Task goal
Retype, without changes, every line from the line that contains "What text is on this page?" through the final line of the records. Exclude pictures.

Recorded data:
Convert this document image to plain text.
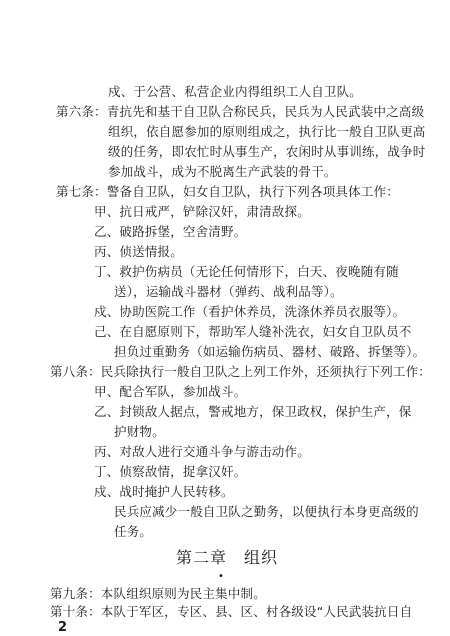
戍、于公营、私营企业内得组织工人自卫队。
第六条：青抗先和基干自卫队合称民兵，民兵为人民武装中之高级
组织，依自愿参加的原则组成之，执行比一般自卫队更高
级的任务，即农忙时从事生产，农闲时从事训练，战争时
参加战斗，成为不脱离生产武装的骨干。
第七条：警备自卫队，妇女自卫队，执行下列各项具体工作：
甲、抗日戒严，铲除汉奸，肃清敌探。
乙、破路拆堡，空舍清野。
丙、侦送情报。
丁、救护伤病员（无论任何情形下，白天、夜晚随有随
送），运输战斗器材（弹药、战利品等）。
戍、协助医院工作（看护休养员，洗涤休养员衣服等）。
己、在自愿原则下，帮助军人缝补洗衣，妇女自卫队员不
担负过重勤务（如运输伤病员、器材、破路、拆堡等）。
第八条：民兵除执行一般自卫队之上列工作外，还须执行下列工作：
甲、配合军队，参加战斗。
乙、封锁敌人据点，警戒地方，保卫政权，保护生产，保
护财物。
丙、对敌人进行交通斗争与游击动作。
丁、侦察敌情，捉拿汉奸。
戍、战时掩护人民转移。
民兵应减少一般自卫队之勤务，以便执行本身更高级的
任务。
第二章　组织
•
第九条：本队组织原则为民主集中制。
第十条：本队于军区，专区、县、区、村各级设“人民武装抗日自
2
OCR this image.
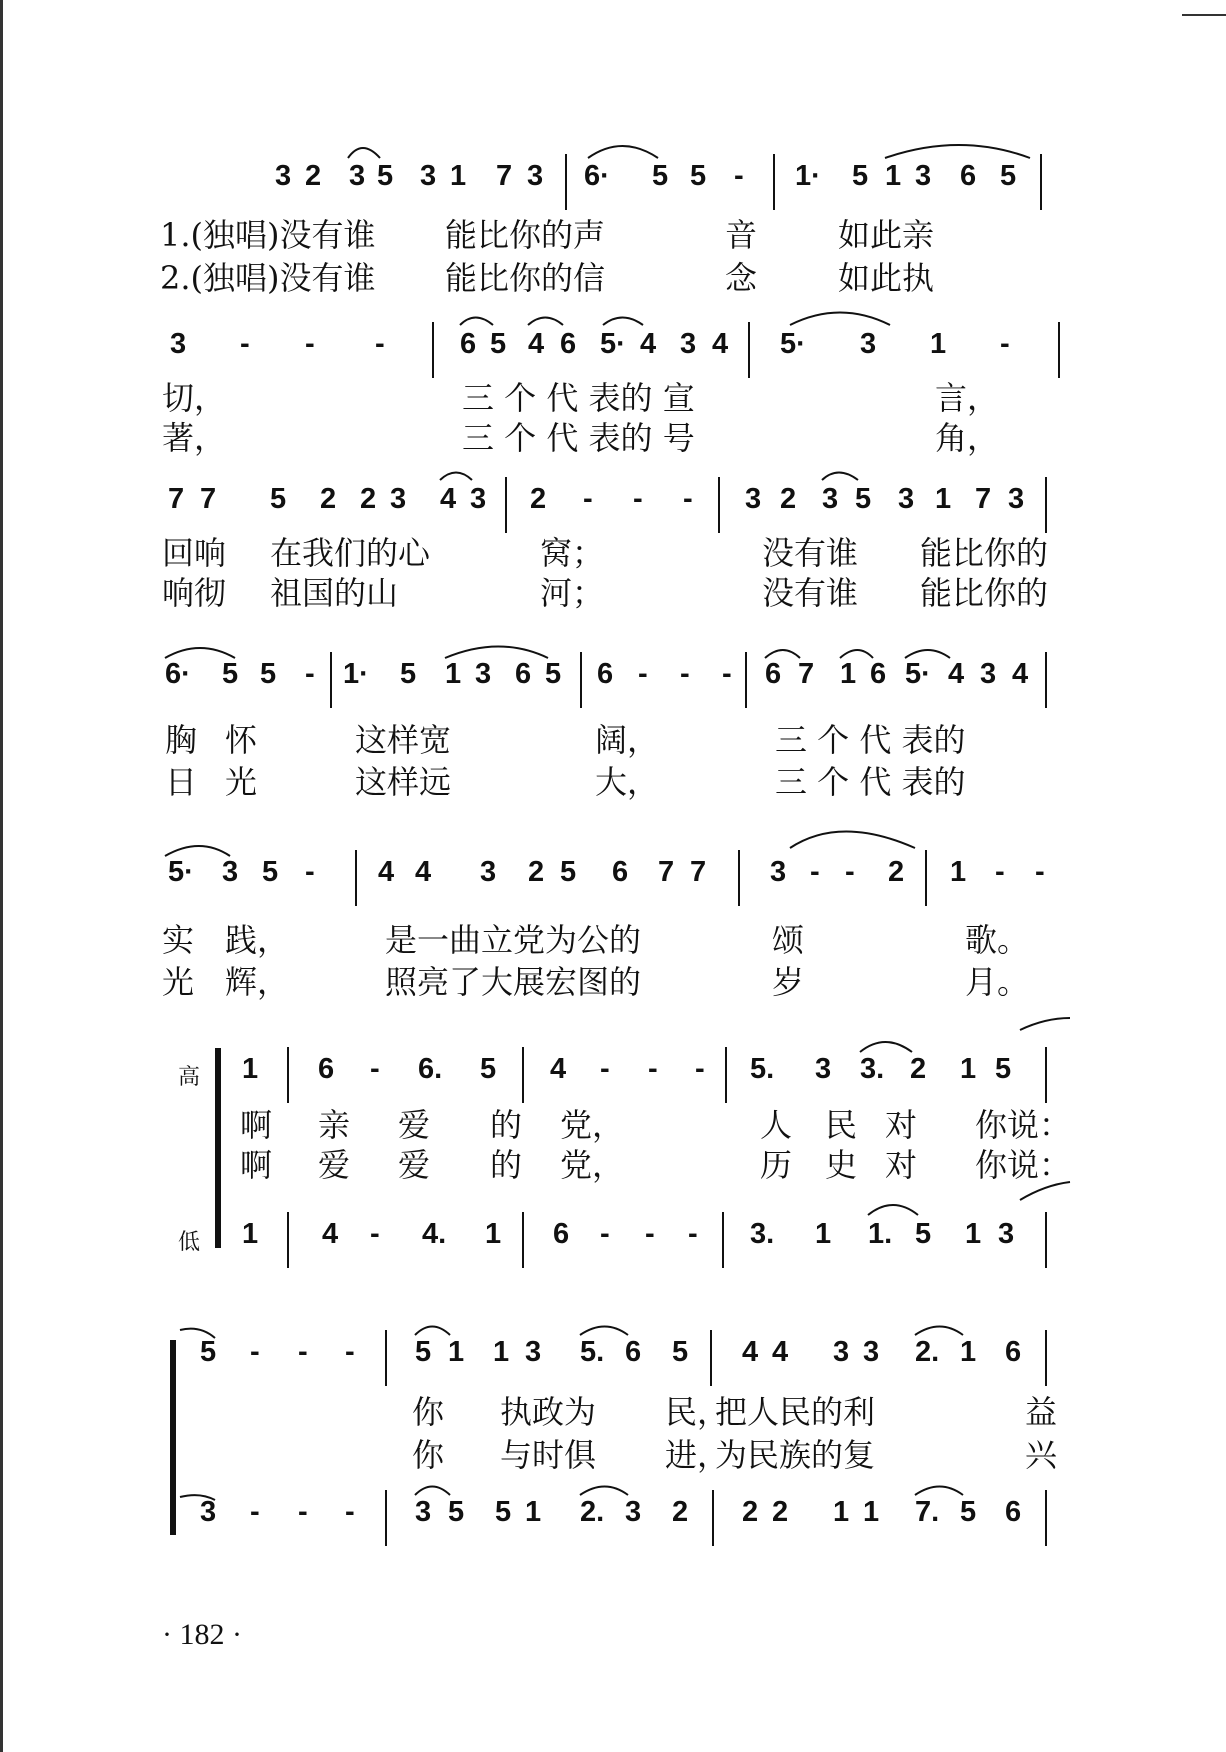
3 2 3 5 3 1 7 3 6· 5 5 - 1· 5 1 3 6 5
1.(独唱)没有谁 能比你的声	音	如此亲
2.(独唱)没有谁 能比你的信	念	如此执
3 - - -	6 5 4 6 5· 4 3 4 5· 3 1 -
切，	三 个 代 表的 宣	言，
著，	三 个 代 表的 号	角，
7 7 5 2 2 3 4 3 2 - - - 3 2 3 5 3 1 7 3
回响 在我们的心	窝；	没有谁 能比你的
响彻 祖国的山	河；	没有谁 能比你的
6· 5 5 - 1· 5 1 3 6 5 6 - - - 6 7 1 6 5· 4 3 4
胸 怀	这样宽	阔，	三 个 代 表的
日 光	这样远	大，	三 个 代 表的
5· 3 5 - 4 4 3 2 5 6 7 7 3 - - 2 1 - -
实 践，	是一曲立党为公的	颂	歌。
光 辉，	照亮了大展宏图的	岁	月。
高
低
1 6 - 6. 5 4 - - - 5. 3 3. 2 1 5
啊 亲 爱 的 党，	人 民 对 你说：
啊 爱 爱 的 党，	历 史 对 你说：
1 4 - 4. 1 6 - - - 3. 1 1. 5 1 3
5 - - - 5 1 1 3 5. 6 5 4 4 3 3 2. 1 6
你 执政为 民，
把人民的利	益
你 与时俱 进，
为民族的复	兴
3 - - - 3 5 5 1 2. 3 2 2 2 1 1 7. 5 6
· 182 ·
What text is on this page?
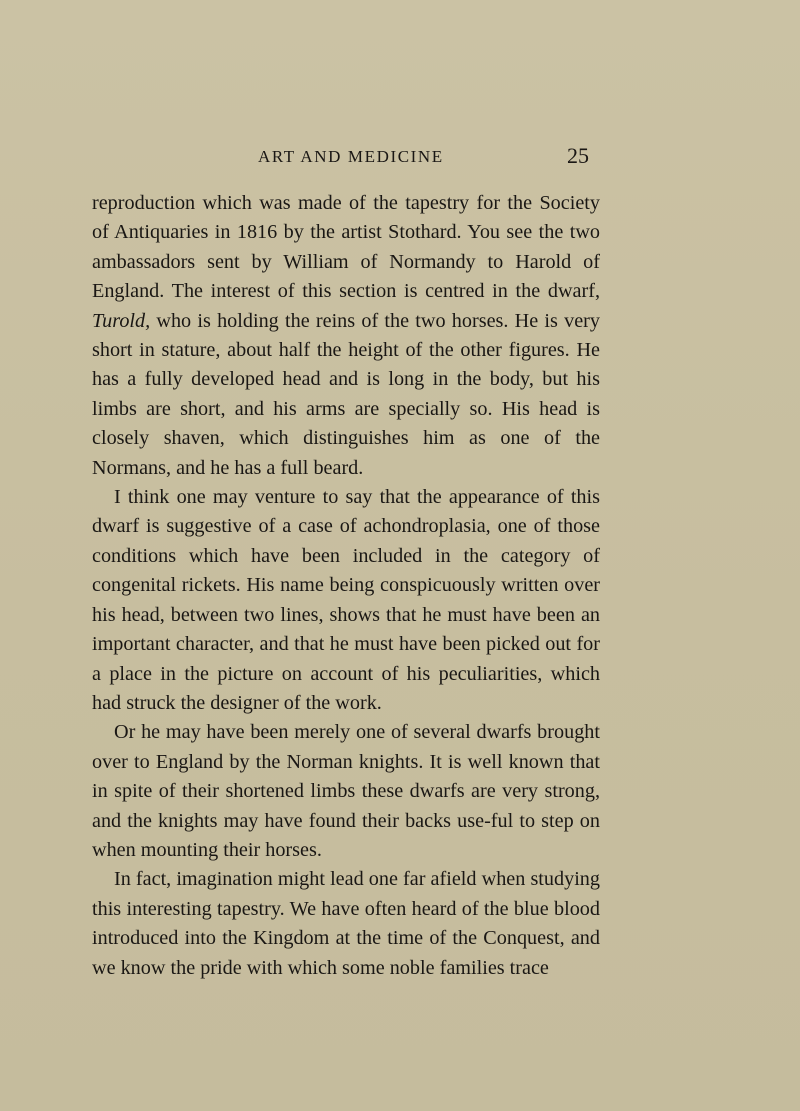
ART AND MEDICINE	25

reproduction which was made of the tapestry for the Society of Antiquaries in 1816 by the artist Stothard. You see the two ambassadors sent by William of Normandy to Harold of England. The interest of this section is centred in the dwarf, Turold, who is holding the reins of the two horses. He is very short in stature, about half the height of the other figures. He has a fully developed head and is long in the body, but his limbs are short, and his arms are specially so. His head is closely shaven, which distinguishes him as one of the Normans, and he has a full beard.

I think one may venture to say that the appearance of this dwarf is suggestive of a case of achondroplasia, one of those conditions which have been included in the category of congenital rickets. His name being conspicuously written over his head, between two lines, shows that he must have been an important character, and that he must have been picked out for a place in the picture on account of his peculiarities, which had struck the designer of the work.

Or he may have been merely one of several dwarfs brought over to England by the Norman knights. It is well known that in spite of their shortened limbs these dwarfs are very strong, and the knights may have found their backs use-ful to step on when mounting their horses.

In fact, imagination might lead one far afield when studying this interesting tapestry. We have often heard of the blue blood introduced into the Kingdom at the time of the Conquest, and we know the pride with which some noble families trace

Full answer
What text is on this page?
ART AND MEDICINE	25

reproduction which was made of the tapestry for the Society of Antiquaries in 1816 by the artist Stothard. You see the two ambassadors sent by William of Normandy to Harold of England. The interest of this section is centred in the dwarf, Turold, who is holding the reins of the two horses. He is very short in stature, about half the height of the other figures. He has a fully developed head and is long in the body, but his limbs are short, and his arms are specially so. His head is closely shaven, which distinguishes him as one of the Normans, and he has a full beard.

I think one may venture to say that the appearance of this dwarf is suggestive of a case of achondroplasia, one of those conditions which have been included in the category of congenital rickets. His name being conspicuously written over his head, between two lines, shows that he must have been an important character, and that he must have been picked out for a place in the picture on account of his peculiarities, which had struck the designer of the work.

Or he may have been merely one of several dwarfs brought over to England by the Norman knights. It is well known that in spite of their shortened limbs these dwarfs are very strong, and the knights may have found their backs use-ful to step on when mounting their horses.

In fact, imagination might lead one far afield when studying this interesting tapestry. We have often heard of the blue blood introduced into the Kingdom at the time of the Conquest, and we know the pride with which some noble families trace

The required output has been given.